§ What the exercise asks: Where a line in the listing below contains the word "students", copy that line.

§ Stored rows:
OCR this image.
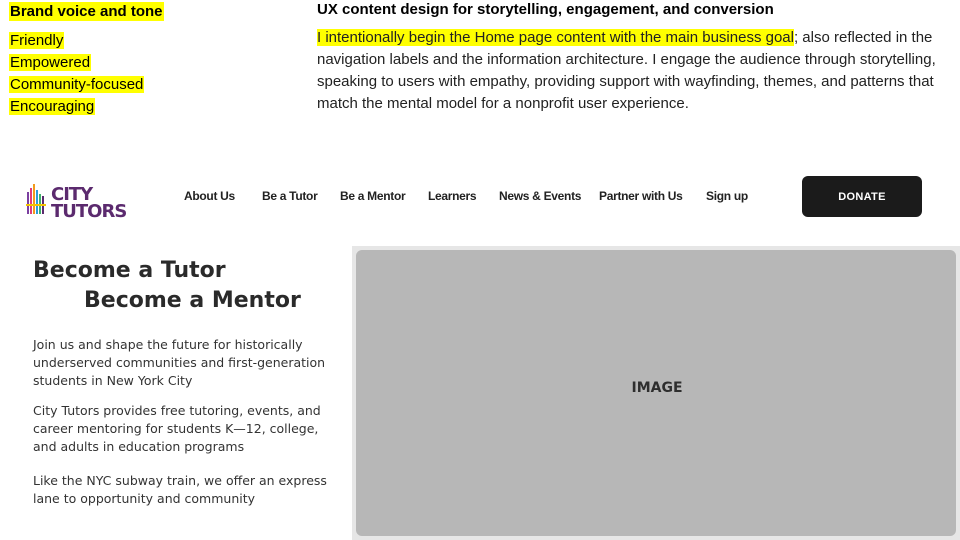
Brand voice and tone
Friendly
Empowered
Community-focused
Encouraging
UX content design for storytelling, engagement, and conversion

I intentionally begin the Home page content with the main business goal; also reflected in the navigation labels and the information architecture. I engage the audience through storytelling, speaking to users with empathy, providing support with wayfinding, themes, and patterns that match the mental model for a nonprofit user experience.

CITY
TUTORS
About Us Be a Tutor Be a Mentor Learners News & Events Partner with Us Sign up	DONATE
Become a Tutor
Become a Mentor

Join us and shape the future for historically underserved communities and first-generation students in New York City

City Tutors provides free tutoring, events, and career mentoring for students K—12, college, and adults in education programs

Like the NYC subway train, we offer an express lane to opportunity and community

IMAGE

§ Exercise answer:
Join us and shape the future for historically underserved communities and first-generation students in New York City
City Tutors provides free tutoring, events, and career mentoring for students K—12, college, and adults in education programs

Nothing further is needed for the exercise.